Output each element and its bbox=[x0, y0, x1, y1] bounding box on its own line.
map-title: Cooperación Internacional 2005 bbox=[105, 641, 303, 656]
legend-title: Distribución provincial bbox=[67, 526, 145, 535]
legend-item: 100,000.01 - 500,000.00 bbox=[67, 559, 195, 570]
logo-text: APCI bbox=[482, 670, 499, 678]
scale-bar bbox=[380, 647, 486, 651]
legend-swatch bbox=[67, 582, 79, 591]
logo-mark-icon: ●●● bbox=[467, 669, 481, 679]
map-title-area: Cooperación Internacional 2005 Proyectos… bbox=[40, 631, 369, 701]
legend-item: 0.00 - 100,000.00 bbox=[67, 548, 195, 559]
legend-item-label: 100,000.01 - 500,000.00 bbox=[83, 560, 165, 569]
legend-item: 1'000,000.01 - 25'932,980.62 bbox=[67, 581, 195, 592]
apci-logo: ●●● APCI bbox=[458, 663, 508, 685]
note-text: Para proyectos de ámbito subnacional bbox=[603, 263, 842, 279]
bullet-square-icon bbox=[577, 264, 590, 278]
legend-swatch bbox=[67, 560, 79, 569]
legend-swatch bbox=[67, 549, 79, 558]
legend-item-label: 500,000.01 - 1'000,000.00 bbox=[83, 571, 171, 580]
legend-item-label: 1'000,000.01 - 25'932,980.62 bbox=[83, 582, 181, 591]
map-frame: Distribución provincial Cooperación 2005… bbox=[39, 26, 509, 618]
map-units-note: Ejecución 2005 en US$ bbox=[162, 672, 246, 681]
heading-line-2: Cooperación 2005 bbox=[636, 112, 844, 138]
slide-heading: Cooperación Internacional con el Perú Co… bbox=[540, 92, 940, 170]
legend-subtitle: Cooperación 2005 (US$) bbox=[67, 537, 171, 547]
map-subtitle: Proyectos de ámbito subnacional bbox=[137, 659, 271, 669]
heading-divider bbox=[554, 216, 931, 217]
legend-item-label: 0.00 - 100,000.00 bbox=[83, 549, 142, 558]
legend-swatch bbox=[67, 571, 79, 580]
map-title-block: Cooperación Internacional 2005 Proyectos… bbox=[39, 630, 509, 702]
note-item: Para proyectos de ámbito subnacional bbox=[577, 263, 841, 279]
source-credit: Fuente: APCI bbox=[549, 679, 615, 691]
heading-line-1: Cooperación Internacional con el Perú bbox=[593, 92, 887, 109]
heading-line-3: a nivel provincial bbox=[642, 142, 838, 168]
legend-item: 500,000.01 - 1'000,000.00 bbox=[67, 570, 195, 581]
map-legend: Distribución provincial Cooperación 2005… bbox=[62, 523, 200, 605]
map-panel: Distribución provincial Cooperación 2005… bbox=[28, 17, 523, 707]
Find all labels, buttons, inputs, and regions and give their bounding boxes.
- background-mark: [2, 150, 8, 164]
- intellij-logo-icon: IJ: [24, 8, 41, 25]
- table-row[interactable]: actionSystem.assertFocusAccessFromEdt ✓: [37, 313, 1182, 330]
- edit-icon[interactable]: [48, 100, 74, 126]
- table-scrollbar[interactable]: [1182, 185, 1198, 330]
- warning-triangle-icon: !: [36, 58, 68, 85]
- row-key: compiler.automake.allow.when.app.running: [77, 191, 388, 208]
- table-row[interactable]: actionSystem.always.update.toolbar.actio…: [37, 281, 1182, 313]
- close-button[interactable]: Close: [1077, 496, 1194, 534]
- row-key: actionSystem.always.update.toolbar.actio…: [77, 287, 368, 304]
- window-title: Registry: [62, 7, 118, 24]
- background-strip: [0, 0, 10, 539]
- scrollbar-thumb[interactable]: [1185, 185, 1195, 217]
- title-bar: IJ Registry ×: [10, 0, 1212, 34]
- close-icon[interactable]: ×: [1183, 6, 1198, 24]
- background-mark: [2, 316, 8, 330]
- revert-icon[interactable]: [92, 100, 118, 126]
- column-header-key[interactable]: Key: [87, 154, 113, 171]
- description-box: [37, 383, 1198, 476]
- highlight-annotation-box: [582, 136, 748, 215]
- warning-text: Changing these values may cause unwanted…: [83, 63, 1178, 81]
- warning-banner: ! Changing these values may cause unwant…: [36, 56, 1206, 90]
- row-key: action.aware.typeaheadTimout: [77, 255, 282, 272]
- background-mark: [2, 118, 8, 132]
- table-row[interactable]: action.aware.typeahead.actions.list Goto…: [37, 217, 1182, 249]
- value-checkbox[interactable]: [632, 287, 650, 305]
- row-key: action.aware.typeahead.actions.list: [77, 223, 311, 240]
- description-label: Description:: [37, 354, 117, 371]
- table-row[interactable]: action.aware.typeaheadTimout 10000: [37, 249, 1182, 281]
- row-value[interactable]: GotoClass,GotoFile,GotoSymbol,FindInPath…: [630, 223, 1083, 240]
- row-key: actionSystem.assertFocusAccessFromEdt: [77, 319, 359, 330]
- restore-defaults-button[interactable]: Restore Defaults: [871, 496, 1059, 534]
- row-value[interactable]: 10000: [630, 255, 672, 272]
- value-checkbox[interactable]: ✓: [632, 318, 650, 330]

━━━━━━━━━━━━━━━━━━━━

Reproduce every line of the listing above verbatim, keeping each entry and its coordinates unchanged.

▶ **TASK ANSWER**
Output each element and its bbox=[x0, y0, x1, y1] bounding box on its own line.
map-title: Cooperación Internacional 2005 bbox=[105, 641, 303, 656]
legend-title: Distribución provincial bbox=[67, 526, 145, 535]
legend-item: 100,000.01 - 500,000.00 bbox=[67, 559, 195, 570]
logo-text: APCI bbox=[482, 670, 499, 678]
scale-bar bbox=[380, 647, 486, 651]
legend-swatch bbox=[67, 582, 79, 591]
logo-mark-icon: ●●● bbox=[467, 669, 481, 679]
map-title-area: Cooperación Internacional 2005 Proyectos… bbox=[40, 631, 369, 701]
legend-item: 0.00 - 100,000.00 bbox=[67, 548, 195, 559]
legend-item-label: 100,000.01 - 500,000.00 bbox=[83, 560, 165, 569]
legend-item: 1'000,000.01 - 25'932,980.62 bbox=[67, 581, 195, 592]
apci-logo: ●●● APCI bbox=[458, 663, 508, 685]
note-text: Para proyectos de ámbito subnacional bbox=[603, 263, 842, 279]
bullet-square-icon bbox=[577, 264, 590, 278]
legend-swatch bbox=[67, 560, 79, 569]
legend-swatch bbox=[67, 549, 79, 558]
legend-item-label: 500,000.01 - 1'000,000.00 bbox=[83, 571, 171, 580]
legend-item-label: 1'000,000.01 - 25'932,980.62 bbox=[83, 582, 181, 591]
map-frame: Distribución provincial Cooperación 2005… bbox=[39, 26, 509, 618]
map-units-note: Ejecución 2005 en US$ bbox=[162, 672, 246, 681]
heading-line-2: Cooperación 2005 bbox=[636, 112, 844, 138]
slide-heading: Cooperación Internacional con el Perú Co… bbox=[540, 92, 940, 170]
legend-subtitle: Cooperación 2005 (US$) bbox=[67, 537, 171, 547]
map-subtitle: Proyectos de ámbito subnacional bbox=[137, 659, 271, 669]
heading-divider bbox=[554, 216, 931, 217]
legend-item-label: 0.00 - 100,000.00 bbox=[83, 549, 142, 558]
legend-swatch bbox=[67, 571, 79, 580]
map-title-block: Cooperación Internacional 2005 Proyectos… bbox=[39, 630, 509, 702]
note-item: Para proyectos de ámbito subnacional bbox=[577, 263, 841, 279]
source-credit: Fuente: APCI bbox=[549, 679, 615, 691]
heading-line-1: Cooperación Internacional con el Perú bbox=[593, 92, 887, 109]
heading-line-3: a nivel provincial bbox=[642, 142, 838, 168]
legend-item: 500,000.01 - 1'000,000.00 bbox=[67, 570, 195, 581]
map-legend: Distribución provincial Cooperación 2005… bbox=[62, 523, 200, 605]
map-panel: Distribución provincial Cooperación 2005… bbox=[28, 17, 523, 707]
Find all labels, buttons, inputs, and regions and give their bounding boxes.
- background-mark: [2, 150, 8, 164]
- intellij-logo-icon: IJ: [24, 8, 41, 25]
- table-row[interactable]: actionSystem.assertFocusAccessFromEdt ✓: [37, 313, 1182, 330]
- edit-icon[interactable]: [48, 100, 74, 126]
- table-scrollbar[interactable]: [1182, 185, 1198, 330]
- warning-triangle-icon: !: [36, 58, 68, 85]
- row-key: compiler.automake.allow.when.app.running: [77, 191, 388, 208]
- table-row[interactable]: actionSystem.always.update.toolbar.actio…: [37, 281, 1182, 313]
- close-button[interactable]: Close: [1077, 496, 1194, 534]
- row-key: actionSystem.always.update.toolbar.actio…: [77, 287, 368, 304]
- window-title: Registry: [62, 7, 118, 24]
- background-strip: [0, 0, 10, 539]
- scrollbar-thumb[interactable]: [1185, 185, 1195, 217]
- title-bar: IJ Registry ×: [10, 0, 1212, 34]
- close-icon[interactable]: ×: [1183, 6, 1198, 24]
- background-mark: [2, 316, 8, 330]
- revert-icon[interactable]: [92, 100, 118, 126]
- column-header-key[interactable]: Key: [87, 154, 113, 171]
- description-box: [37, 383, 1198, 476]
- highlight-annotation-box: [582, 136, 748, 215]
- warning-text: Changing these values may cause unwanted…: [83, 63, 1178, 81]
- warning-banner: ! Changing these values may cause unwant…: [36, 56, 1206, 90]
- row-key: action.aware.typeaheadTimout: [77, 255, 282, 272]
- background-mark: [2, 118, 8, 132]
- table-row[interactable]: action.aware.typeahead.actions.list Goto…: [37, 217, 1182, 249]
- value-checkbox[interactable]: [632, 287, 650, 305]
- row-key: action.aware.typeahead.actions.list: [77, 223, 311, 240]
- description-label: Description:: [37, 354, 117, 371]
- table-row[interactable]: action.aware.typeaheadTimout 10000: [37, 249, 1182, 281]
- row-value[interactable]: GotoClass,GotoFile,GotoSymbol,FindInPath…: [630, 223, 1083, 240]
- row-key: actionSystem.assertFocusAccessFromEdt: [77, 319, 359, 330]
- restore-defaults-button[interactable]: Restore Defaults: [871, 496, 1059, 534]
- row-value[interactable]: 10000: [630, 255, 672, 272]
- value-checkbox[interactable]: ✓: [632, 318, 650, 330]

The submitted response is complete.